AIM OF THE EXERCISE:
Switch every "summary-divider" to "totals-divider" across all the rows below, and reproduce the lines with nothing else altered.
··· INFORMATION SUPPLIED
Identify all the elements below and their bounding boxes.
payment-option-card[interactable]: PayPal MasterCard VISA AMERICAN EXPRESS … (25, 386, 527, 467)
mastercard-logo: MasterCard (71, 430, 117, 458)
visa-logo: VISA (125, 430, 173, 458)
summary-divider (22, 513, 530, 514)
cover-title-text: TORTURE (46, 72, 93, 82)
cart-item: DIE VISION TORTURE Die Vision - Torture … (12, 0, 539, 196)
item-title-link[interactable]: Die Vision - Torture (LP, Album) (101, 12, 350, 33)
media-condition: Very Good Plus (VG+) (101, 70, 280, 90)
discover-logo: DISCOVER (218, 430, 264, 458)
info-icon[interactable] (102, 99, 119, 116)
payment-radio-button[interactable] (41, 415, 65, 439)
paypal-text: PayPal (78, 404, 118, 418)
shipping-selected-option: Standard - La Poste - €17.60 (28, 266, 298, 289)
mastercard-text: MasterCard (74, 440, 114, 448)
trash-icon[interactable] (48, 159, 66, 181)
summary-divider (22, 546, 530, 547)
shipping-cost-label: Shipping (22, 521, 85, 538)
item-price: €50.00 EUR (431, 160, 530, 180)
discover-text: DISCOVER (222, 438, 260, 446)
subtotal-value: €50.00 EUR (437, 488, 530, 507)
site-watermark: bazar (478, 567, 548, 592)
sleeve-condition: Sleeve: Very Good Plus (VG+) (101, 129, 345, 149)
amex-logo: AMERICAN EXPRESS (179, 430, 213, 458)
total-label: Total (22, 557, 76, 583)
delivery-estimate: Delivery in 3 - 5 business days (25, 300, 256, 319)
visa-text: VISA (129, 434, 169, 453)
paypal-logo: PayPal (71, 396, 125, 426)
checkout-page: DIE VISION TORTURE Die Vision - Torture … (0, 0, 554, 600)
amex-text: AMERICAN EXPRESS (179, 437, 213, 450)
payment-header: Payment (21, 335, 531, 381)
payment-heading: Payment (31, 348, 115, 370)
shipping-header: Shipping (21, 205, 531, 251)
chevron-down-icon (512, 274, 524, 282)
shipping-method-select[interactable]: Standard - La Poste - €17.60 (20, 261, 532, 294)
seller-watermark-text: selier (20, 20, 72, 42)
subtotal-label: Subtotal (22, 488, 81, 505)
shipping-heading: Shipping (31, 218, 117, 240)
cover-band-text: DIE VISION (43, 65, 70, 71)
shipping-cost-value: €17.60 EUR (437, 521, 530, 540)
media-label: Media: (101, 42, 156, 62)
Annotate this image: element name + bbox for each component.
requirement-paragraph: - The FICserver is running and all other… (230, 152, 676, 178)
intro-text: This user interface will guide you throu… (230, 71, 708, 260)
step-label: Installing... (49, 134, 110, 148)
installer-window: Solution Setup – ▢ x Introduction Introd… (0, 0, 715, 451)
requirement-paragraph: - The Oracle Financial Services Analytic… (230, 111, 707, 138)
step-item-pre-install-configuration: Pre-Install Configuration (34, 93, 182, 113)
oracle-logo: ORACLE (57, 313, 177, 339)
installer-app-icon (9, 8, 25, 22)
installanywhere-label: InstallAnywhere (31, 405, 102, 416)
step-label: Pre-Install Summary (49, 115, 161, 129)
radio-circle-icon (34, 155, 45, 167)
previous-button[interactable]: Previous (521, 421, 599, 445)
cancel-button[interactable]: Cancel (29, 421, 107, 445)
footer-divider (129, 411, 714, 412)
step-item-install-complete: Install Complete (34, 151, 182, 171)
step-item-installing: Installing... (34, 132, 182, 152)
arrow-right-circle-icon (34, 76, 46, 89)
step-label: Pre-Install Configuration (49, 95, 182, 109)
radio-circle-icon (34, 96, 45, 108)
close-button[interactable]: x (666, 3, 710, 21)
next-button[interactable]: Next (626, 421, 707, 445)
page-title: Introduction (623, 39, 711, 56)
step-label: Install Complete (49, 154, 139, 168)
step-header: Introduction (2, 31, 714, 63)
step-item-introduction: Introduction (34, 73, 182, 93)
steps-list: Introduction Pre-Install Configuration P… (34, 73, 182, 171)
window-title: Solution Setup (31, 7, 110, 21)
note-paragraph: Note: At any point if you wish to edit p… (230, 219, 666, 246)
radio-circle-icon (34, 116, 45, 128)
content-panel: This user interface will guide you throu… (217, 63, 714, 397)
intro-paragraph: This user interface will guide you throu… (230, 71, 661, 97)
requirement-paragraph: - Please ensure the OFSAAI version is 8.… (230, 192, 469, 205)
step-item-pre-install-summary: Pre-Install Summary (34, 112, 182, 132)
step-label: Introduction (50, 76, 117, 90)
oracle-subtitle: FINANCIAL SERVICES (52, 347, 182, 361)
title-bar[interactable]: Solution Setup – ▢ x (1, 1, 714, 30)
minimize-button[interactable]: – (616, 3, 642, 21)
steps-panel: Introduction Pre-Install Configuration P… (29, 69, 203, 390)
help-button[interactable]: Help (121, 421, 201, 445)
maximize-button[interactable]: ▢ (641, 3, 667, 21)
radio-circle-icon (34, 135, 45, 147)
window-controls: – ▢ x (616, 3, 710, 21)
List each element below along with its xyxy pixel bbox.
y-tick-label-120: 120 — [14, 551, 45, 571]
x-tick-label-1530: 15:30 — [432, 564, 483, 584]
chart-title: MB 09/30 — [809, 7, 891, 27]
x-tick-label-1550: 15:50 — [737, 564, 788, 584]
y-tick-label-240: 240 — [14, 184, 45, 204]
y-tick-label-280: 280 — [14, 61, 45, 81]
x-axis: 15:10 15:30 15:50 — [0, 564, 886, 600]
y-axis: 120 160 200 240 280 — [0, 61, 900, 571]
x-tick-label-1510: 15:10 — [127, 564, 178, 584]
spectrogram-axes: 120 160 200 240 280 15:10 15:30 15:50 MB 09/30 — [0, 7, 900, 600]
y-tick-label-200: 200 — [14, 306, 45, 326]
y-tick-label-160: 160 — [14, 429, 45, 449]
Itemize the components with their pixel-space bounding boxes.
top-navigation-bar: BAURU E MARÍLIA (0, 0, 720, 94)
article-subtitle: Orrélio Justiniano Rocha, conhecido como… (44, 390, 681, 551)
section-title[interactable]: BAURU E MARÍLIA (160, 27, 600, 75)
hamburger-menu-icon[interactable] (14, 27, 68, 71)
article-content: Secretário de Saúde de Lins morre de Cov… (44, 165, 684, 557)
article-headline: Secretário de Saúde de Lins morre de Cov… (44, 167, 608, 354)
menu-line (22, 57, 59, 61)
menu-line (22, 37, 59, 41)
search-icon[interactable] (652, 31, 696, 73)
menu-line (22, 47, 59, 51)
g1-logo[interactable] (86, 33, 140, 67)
······
CORRECT RESULT:
Identify all the elements below and their bounding boxes.
payment-option-card[interactable]: PayPal MasterCard VISA AMERICAN EXPRESS … (25, 386, 527, 467)
mastercard-logo: MasterCard (71, 430, 117, 458)
visa-logo: VISA (125, 430, 173, 458)
totals-divider (22, 513, 530, 514)
cover-title-text: TORTURE (46, 72, 93, 82)
cart-item: DIE VISION TORTURE Die Vision - Torture … (12, 0, 539, 196)
item-title-link[interactable]: Die Vision - Torture (LP, Album) (101, 12, 350, 33)
media-condition: Very Good Plus (VG+) (101, 70, 280, 90)
discover-logo: DISCOVER (218, 430, 264, 458)
info-icon[interactable] (102, 99, 119, 116)
payment-radio-button[interactable] (41, 415, 65, 439)
paypal-text: PayPal (78, 404, 118, 418)
shipping-selected-option: Standard - La Poste - €17.60 (28, 266, 298, 289)
mastercard-text: MasterCard (74, 440, 114, 448)
trash-icon[interactable] (48, 159, 66, 181)
totals-divider (22, 546, 530, 547)
shipping-cost-label: Shipping (22, 521, 85, 538)
item-price: €50.00 EUR (431, 160, 530, 180)
discover-text: DISCOVER (222, 438, 260, 446)
subtotal-value: €50.00 EUR (437, 488, 530, 507)
site-watermark: bazar (478, 567, 548, 592)
sleeve-condition: Sleeve: Very Good Plus (VG+) (101, 129, 345, 149)
amex-logo: AMERICAN EXPRESS (179, 430, 213, 458)
total-label: Total (22, 557, 76, 583)
delivery-estimate: Delivery in 3 - 5 business days (25, 300, 256, 319)
visa-text: VISA (129, 434, 169, 453)
paypal-logo: PayPal (71, 396, 125, 426)
checkout-page: DIE VISION TORTURE Die Vision - Torture … (0, 0, 554, 600)
amex-text: AMERICAN EXPRESS (179, 437, 213, 450)
payment-header: Payment (21, 335, 531, 381)
payment-heading: Payment (31, 348, 115, 370)
shipping-header: Shipping (21, 205, 531, 251)
chevron-down-icon (512, 274, 524, 282)
shipping-method-select[interactable]: Standard - La Poste - €17.60 (20, 261, 532, 294)
seller-watermark-text: selier (20, 20, 72, 42)
subtotal-label: Subtotal (22, 488, 81, 505)
shipping-heading: Shipping (31, 218, 117, 240)
cover-band-text: DIE VISION (43, 65, 70, 71)
shipping-cost-value: €17.60 EUR (437, 521, 530, 540)
media-label: Media: (101, 42, 156, 62)
Annotate this image: element name + bbox for each component.
requirement-paragraph: - The FICserver is running and all other… (230, 152, 676, 178)
intro-text: This user interface will guide you throu… (230, 71, 708, 260)
step-label: Installing... (49, 134, 110, 148)
installer-window: Solution Setup – ▢ x Introduction Introd… (0, 0, 715, 451)
requirement-paragraph: - The Oracle Financial Services Analytic… (230, 111, 707, 138)
step-item-pre-install-configuration: Pre-Install Configuration (34, 93, 182, 113)
oracle-logo: ORACLE (57, 313, 177, 339)
installer-app-icon (9, 8, 25, 22)
installanywhere-label: InstallAnywhere (31, 405, 102, 416)
step-label: Pre-Install Summary (49, 115, 161, 129)
radio-circle-icon (34, 155, 45, 167)
previous-button[interactable]: Previous (521, 421, 599, 445)
cancel-button[interactable]: Cancel (29, 421, 107, 445)
footer-divider (129, 411, 714, 412)
step-item-install-complete: Install Complete (34, 151, 182, 171)
step-item-installing: Installing... (34, 132, 182, 152)
arrow-right-circle-icon (34, 76, 46, 89)
step-label: Pre-Install Configuration (49, 95, 182, 109)
radio-circle-icon (34, 96, 45, 108)
close-button[interactable]: x (666, 3, 710, 21)
next-button[interactable]: Next (626, 421, 707, 445)
page-title: Introduction (623, 39, 711, 56)
step-label: Install Complete (49, 154, 139, 168)
step-header: Introduction (2, 31, 714, 63)
step-item-introduction: Introduction (34, 73, 182, 93)
steps-list: Introduction Pre-Install Configuration P… (34, 73, 182, 171)
window-title: Solution Setup (31, 7, 110, 21)
note-paragraph: Note: At any point if you wish to edit p… (230, 219, 666, 246)
radio-circle-icon (34, 116, 45, 128)
content-panel: This user interface will guide you throu… (217, 63, 714, 397)
intro-paragraph: This user interface will guide you throu… (230, 71, 661, 97)
requirement-paragraph: - Please ensure the OFSAAI version is 8.… (230, 192, 469, 205)
step-item-pre-install-summary: Pre-Install Summary (34, 112, 182, 132)
step-label: Introduction (50, 76, 117, 90)
oracle-subtitle: FINANCIAL SERVICES (52, 347, 182, 361)
title-bar[interactable]: Solution Setup – ▢ x (1, 1, 714, 30)
minimize-button[interactable]: – (616, 3, 642, 21)
steps-panel: Introduction Pre-Install Configuration P… (29, 69, 203, 390)
help-button[interactable]: Help (121, 421, 201, 445)
maximize-button[interactable]: ▢ (641, 3, 667, 21)
radio-circle-icon (34, 135, 45, 147)
window-controls: – ▢ x (616, 3, 710, 21)
List each element below along with its xyxy pixel bbox.
y-tick-label-120: 120 — [14, 551, 45, 571]
x-tick-label-1530: 15:30 — [432, 564, 483, 584]
chart-title: MB 09/30 — [809, 7, 891, 27]
x-tick-label-1550: 15:50 — [737, 564, 788, 584]
y-tick-label-240: 240 — [14, 184, 45, 204]
y-tick-label-280: 280 — [14, 61, 45, 81]
x-axis: 15:10 15:30 15:50 — [0, 564, 886, 600]
y-axis: 120 160 200 240 280 — [0, 61, 900, 571]
x-tick-label-1510: 15:10 — [127, 564, 178, 584]
spectrogram-axes: 120 160 200 240 280 15:10 15:30 15:50 MB 09/30 — [0, 7, 900, 600]
y-tick-label-200: 200 — [14, 306, 45, 326]
y-tick-label-160: 160 — [14, 429, 45, 449]
Itemize the components with their pixel-space bounding boxes.
top-navigation-bar: BAURU E MARÍLIA (0, 0, 720, 94)
article-subtitle: Orrélio Justiniano Rocha, conhecido como… (44, 390, 681, 551)
section-title[interactable]: BAURU E MARÍLIA (160, 27, 600, 75)
hamburger-menu-icon[interactable] (14, 27, 68, 71)
article-content: Secretário de Saúde de Lins morre de Cov… (44, 165, 684, 557)
article-headline: Secretário de Saúde de Lins morre de Cov… (44, 167, 608, 354)
menu-line (22, 57, 59, 61)
menu-line (22, 37, 59, 41)
search-icon[interactable] (652, 31, 696, 73)
menu-line (22, 47, 59, 51)
g1-logo[interactable] (86, 33, 140, 67)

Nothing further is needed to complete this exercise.